▶ [Description of the task]:
Below are records; state how many of their lines hold the word "JSON", and give only the figure.

▶ [Records for the task]:

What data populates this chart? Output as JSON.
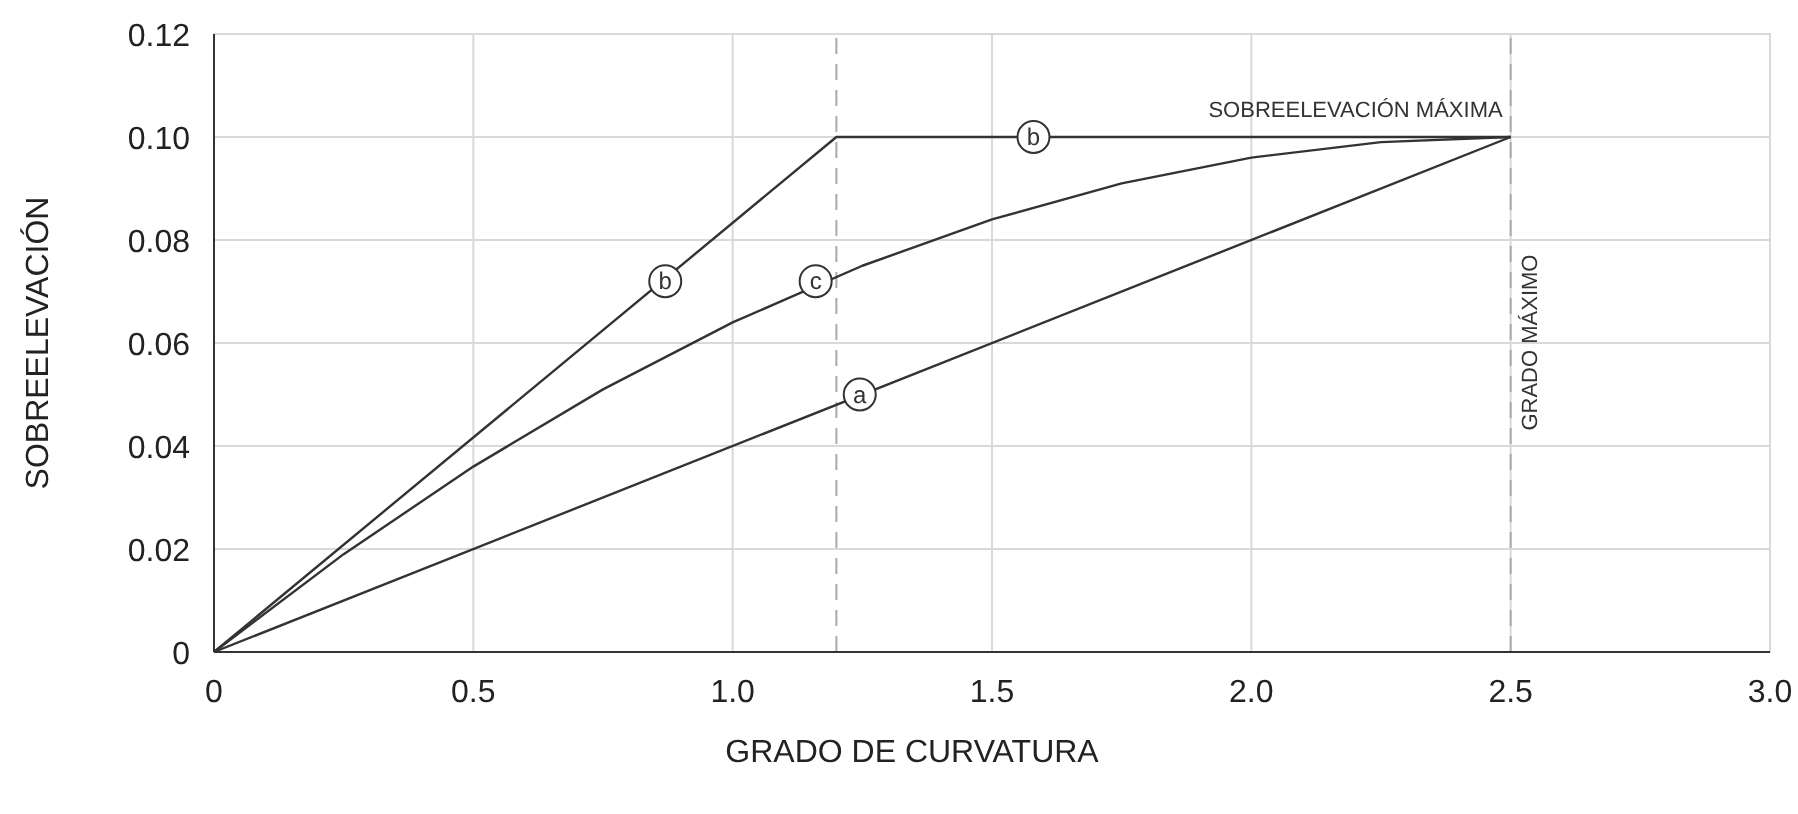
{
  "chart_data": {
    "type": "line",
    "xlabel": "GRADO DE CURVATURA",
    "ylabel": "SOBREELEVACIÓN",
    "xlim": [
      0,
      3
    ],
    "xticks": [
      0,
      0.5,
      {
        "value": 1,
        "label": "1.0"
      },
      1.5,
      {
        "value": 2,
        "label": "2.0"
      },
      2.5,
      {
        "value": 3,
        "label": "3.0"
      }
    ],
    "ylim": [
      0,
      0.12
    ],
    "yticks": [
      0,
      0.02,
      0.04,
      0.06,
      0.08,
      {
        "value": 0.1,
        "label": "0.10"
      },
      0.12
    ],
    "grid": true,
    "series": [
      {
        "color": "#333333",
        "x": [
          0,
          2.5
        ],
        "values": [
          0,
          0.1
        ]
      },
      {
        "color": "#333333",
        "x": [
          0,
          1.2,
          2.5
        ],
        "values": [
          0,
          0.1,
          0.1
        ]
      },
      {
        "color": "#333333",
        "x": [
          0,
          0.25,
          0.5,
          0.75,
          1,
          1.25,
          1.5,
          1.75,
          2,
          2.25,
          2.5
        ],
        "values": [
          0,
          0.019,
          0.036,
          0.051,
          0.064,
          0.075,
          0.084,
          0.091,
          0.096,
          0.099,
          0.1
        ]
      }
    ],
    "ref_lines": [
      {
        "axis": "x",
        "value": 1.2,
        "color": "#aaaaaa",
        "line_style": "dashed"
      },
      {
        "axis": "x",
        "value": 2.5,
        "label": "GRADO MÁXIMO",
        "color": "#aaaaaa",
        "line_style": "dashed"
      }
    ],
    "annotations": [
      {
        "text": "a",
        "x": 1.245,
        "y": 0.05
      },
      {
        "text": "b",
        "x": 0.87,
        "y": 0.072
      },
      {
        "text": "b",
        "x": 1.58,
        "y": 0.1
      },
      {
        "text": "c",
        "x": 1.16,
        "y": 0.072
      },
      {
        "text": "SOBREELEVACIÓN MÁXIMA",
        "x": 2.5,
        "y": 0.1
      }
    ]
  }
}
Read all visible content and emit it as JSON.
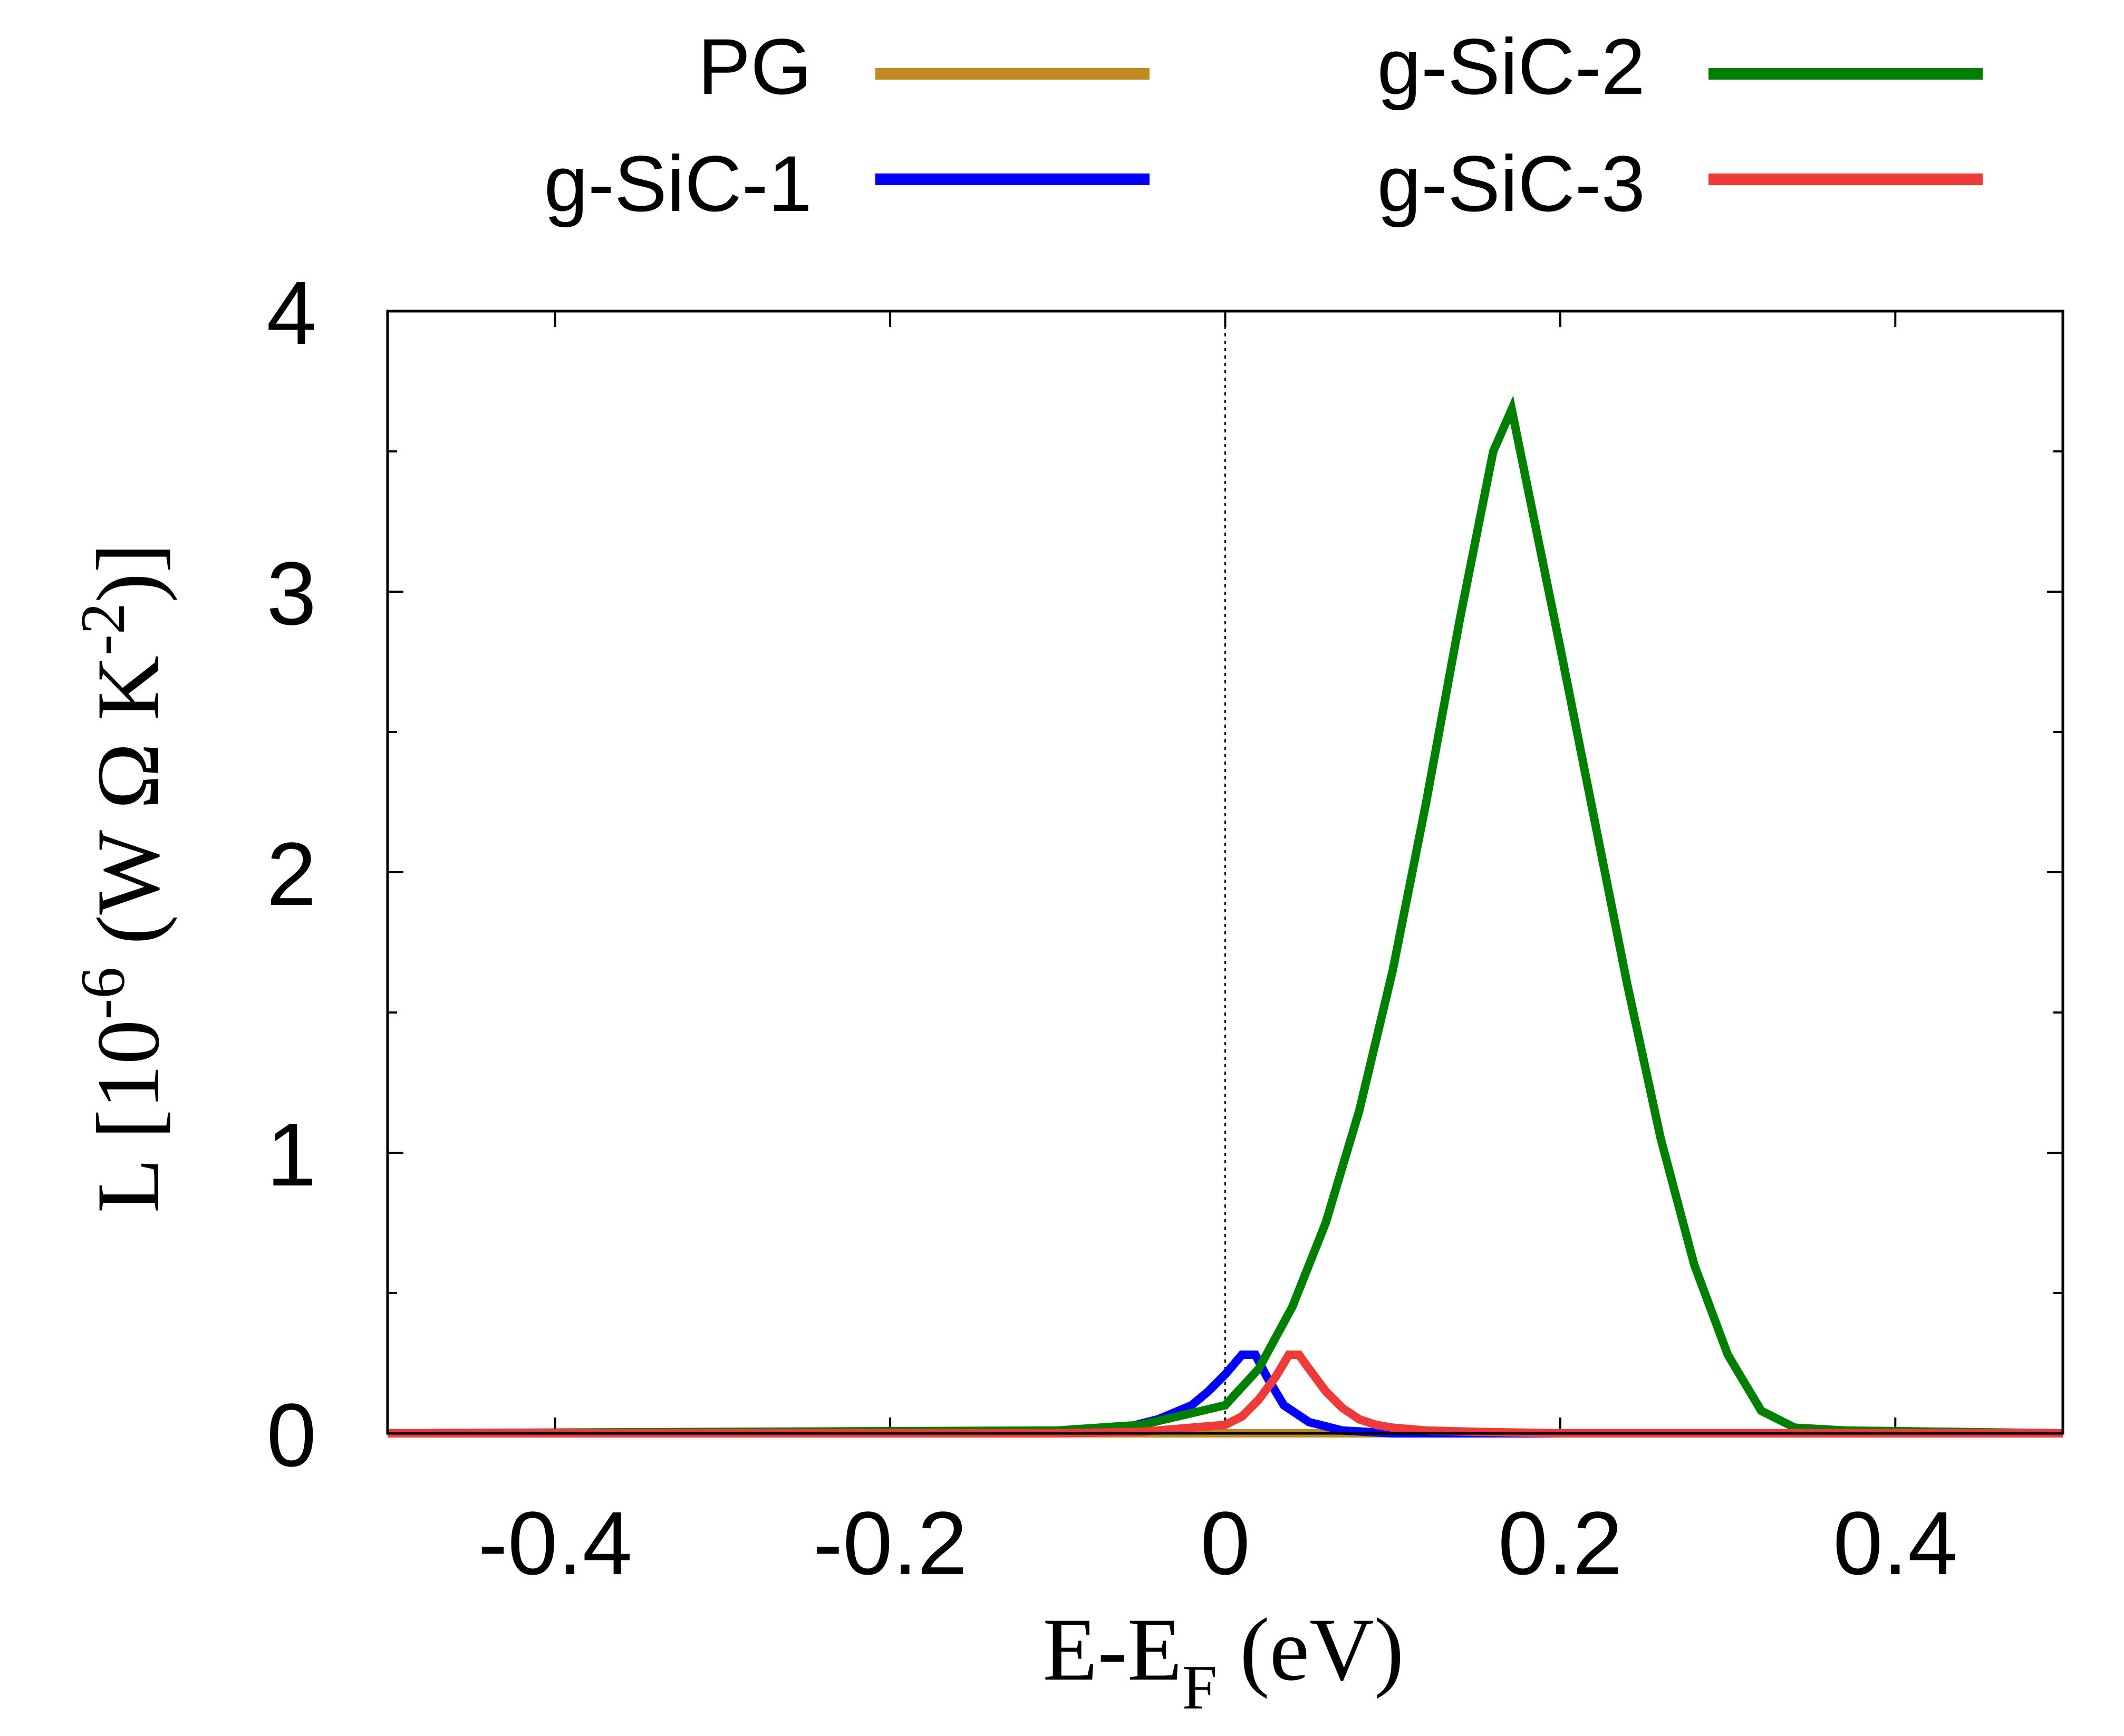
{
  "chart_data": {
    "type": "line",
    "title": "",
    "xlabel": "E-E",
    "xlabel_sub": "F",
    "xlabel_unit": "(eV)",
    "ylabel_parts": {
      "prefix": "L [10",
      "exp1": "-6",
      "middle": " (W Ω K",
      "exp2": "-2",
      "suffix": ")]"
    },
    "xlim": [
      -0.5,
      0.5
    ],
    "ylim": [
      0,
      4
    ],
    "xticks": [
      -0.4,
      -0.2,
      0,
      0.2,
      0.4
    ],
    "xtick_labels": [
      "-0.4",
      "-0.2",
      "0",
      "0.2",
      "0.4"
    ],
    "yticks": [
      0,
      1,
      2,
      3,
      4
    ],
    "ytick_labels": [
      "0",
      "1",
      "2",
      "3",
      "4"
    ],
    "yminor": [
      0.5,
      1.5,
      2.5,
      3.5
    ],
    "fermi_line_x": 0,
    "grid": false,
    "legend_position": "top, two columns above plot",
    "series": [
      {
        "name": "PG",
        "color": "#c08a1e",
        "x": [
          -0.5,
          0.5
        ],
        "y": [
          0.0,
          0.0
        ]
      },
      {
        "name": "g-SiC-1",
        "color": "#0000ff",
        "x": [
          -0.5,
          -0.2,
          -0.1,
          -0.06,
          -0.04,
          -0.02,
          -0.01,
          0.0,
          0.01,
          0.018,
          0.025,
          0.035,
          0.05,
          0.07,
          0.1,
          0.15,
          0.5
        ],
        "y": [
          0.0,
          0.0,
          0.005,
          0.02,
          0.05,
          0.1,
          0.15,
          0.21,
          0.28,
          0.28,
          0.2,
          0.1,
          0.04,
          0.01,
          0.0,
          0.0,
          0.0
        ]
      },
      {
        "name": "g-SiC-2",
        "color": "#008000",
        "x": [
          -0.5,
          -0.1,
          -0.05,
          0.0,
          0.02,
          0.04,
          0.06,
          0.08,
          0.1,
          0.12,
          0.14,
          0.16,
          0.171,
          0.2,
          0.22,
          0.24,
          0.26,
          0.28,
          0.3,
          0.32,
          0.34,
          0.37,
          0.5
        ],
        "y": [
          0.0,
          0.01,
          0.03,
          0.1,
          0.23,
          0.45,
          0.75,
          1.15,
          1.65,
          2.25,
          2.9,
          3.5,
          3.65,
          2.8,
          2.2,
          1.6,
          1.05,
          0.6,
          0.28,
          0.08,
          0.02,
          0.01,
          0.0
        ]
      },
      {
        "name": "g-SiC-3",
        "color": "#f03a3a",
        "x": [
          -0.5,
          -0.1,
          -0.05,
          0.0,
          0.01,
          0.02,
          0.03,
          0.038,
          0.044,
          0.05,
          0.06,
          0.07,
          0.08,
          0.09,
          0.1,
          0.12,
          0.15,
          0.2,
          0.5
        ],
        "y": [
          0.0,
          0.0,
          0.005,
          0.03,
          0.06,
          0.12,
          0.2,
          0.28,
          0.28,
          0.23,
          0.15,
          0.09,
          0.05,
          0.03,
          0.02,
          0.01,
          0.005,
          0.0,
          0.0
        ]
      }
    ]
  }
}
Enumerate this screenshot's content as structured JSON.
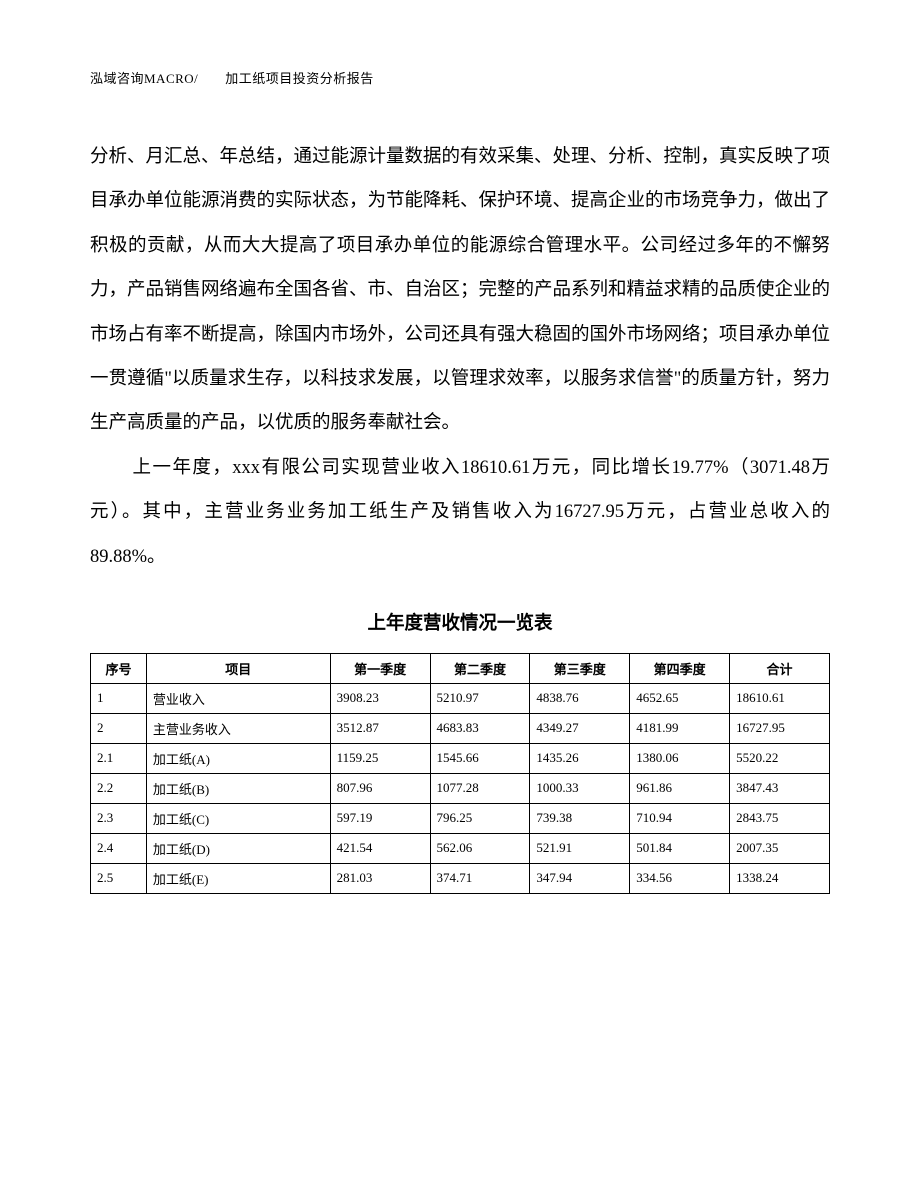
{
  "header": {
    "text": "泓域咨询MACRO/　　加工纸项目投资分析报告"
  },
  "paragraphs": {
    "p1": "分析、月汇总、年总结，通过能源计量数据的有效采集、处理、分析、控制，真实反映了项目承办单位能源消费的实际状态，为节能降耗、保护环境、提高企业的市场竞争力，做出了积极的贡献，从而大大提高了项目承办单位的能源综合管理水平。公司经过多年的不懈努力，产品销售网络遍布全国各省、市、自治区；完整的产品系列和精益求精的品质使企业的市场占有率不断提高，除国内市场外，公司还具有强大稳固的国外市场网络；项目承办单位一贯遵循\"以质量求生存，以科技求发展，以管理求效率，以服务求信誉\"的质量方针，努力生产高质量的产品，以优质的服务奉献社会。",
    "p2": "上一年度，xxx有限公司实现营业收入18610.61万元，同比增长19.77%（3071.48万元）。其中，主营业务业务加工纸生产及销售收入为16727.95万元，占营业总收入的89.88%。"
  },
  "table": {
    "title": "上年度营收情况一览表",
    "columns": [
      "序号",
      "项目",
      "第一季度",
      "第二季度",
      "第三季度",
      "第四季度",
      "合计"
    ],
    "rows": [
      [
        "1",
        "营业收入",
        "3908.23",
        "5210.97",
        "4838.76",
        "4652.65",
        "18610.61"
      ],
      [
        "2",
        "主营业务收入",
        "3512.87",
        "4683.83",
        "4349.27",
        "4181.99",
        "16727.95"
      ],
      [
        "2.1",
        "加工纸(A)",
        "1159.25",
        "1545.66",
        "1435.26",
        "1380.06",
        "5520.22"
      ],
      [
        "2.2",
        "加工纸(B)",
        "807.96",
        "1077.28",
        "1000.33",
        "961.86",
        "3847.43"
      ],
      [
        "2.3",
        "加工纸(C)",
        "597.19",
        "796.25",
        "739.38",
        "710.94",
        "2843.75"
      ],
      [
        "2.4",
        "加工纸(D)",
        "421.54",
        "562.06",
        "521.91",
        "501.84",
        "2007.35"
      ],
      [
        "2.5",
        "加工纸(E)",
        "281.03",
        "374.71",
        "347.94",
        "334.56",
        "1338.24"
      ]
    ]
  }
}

▶ [Result]:
3